>> Start Entries shown
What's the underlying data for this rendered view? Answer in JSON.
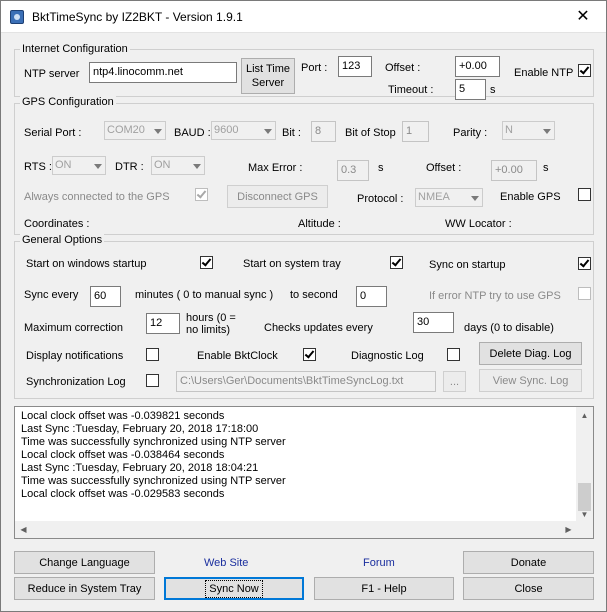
{
  "window": {
    "title": "BktTimeSync by IZ2BKT - Version 1.9.1",
    "close": "✕"
  },
  "internet": {
    "legend": "Internet Configuration",
    "ntp_label": "NTP server",
    "ntp_value": "ntp4.linocomm.net",
    "list_button": "List Time Server",
    "port_label": "Port :",
    "port_value": "123",
    "offset_label": "Offset :",
    "offset_value": "+0.00",
    "timeout_label": "Timeout :",
    "timeout_value": "5",
    "timeout_unit": "s",
    "enable_ntp_label": "Enable NTP",
    "enable_ntp": true
  },
  "gps": {
    "legend": "GPS Configuration",
    "serial_label": "Serial Port :",
    "serial_value": "COM20",
    "baud_label": "BAUD :",
    "baud_value": "9600",
    "bit_label": "Bit :",
    "bit_value": "8",
    "stop_label": "Bit of Stop",
    "stop_value": "1",
    "parity_label": "Parity :",
    "parity_value": "N",
    "rts_label": "RTS :",
    "rts_value": "ON",
    "dtr_label": "DTR :",
    "dtr_value": "ON",
    "max_error_label": "Max Error :",
    "max_error_value": "0.3",
    "max_error_unit": "s",
    "offset_label": "Offset :",
    "offset_value": "+0.00",
    "offset_unit": "s",
    "always_label": "Always connected to the GPS",
    "always_checked": true,
    "disconnect_button": "Disconnect GPS",
    "protocol_label": "Protocol :",
    "protocol_value": "NMEA",
    "enable_gps_label": "Enable GPS",
    "enable_gps": false,
    "coordinates_label": "Coordinates :",
    "altitude_label": "Altitude :",
    "locator_label": "WW Locator :"
  },
  "general": {
    "legend": "General Options",
    "start_windows_label": "Start on windows startup",
    "start_windows": true,
    "start_tray_label": "Start on system tray",
    "start_tray": true,
    "sync_startup_label": "Sync on startup",
    "sync_startup": true,
    "sync_every_label": "Sync every",
    "sync_every_value": "60",
    "minutes_label": "minutes ( 0 to manual sync )",
    "to_second_label": "to second",
    "to_second_value": "0",
    "if_error_label": "If error NTP try to use GPS",
    "if_error": false,
    "max_correction_label": "Maximum correction",
    "max_correction_value": "12",
    "hours_label_1": "hours (0 =",
    "hours_label_2": "no limits)",
    "checks_label": "Checks updates every",
    "checks_value": "30",
    "days_label": "days (0 to disable)",
    "notif_label": "Display notifications",
    "notif": false,
    "bktclock_label": "Enable BktClock",
    "bktclock": true,
    "diag_label": "Diagnostic Log",
    "diag": false,
    "delete_diag_button": "Delete Diag. Log",
    "sync_log_label": "Synchronization Log",
    "sync_log": false,
    "log_path": "C:\\Users\\Ger\\Documents\\BktTimeSyncLog.txt",
    "browse_button": "...",
    "view_sync_button": "View Sync. Log"
  },
  "log": {
    "lines": [
      "Local clock offset was -0.039821 seconds",
      "Last Sync :Tuesday, February 20, 2018 17:18:00",
      "Time was successfully synchronized using NTP server",
      "Local clock offset was -0.038464 seconds",
      "Last Sync :Tuesday, February 20, 2018 18:04:21",
      "Time was successfully synchronized using NTP server",
      "Local clock offset was -0.029583 seconds"
    ]
  },
  "bottom": {
    "change_language": "Change Language",
    "web_site": "Web Site",
    "forum": "Forum",
    "donate": "Donate",
    "reduce_tray": "Reduce in System Tray",
    "sync_now": "Sync Now",
    "help": "F1 - Help",
    "close": "Close"
  }
}
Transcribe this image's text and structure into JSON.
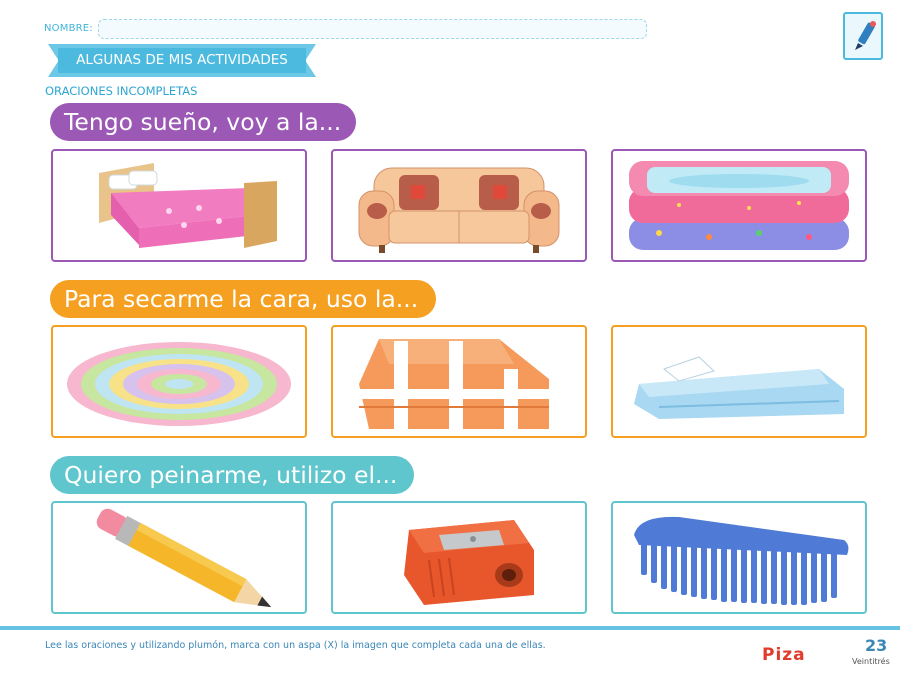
{
  "header": {
    "name_label": "NOMBRE:",
    "ribbon_title": "ALGUNAS DE MIS ACTIVIDADES",
    "subheading": "ORACIONES INCOMPLETAS"
  },
  "activities": [
    {
      "prompt": "Tengo sueño, voy a la...",
      "color": "#9b59b5",
      "options": [
        "bed",
        "sofa",
        "inflatable-pool"
      ]
    },
    {
      "prompt": "Para secarme la cara, uso la...",
      "color": "#f5a020",
      "options": [
        "round-rug",
        "striped-blanket",
        "folded-towel"
      ]
    },
    {
      "prompt": "Quiero peinarme, utilizo el...",
      "color": "#5ec6cc",
      "options": [
        "pencil",
        "pencil-sharpener",
        "comb"
      ]
    }
  ],
  "footer": {
    "instruction": "Lee las oraciones y utilizando plumón, marca con un aspa (X) la imagen que completa cada una de ellas.",
    "brand": "Piza",
    "page_number": "23",
    "page_word": "Veintitrés"
  },
  "icons": {
    "edit": "marker-pen-icon"
  }
}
>> End Entries shown
**Set problem**:
Repeat only the lines from the one with "Transcribe this image's" through the end of the data, both included and exactly as written. Pictures stay out of the copy.

**Final answer**:
Transcribe this image's text and structure into JSON.
{
  "header": {
    "name_label": "NOMBRE:",
    "ribbon_title": "ALGUNAS DE MIS ACTIVIDADES",
    "subheading": "ORACIONES INCOMPLETAS"
  },
  "activities": [
    {
      "prompt": "Tengo sueño, voy a la...",
      "color": "#9b59b5",
      "options": [
        "bed",
        "sofa",
        "inflatable-pool"
      ]
    },
    {
      "prompt": "Para secarme la cara, uso la...",
      "color": "#f5a020",
      "options": [
        "round-rug",
        "striped-blanket",
        "folded-towel"
      ]
    },
    {
      "prompt": "Quiero peinarme, utilizo el...",
      "color": "#5ec6cc",
      "options": [
        "pencil",
        "pencil-sharpener",
        "comb"
      ]
    }
  ],
  "footer": {
    "instruction": "Lee las oraciones y utilizando plumón, marca con un aspa (X) la imagen que completa cada una de ellas.",
    "brand": "Piza",
    "page_number": "23",
    "page_word": "Veintitrés"
  },
  "icons": {
    "edit": "marker-pen-icon"
  }
}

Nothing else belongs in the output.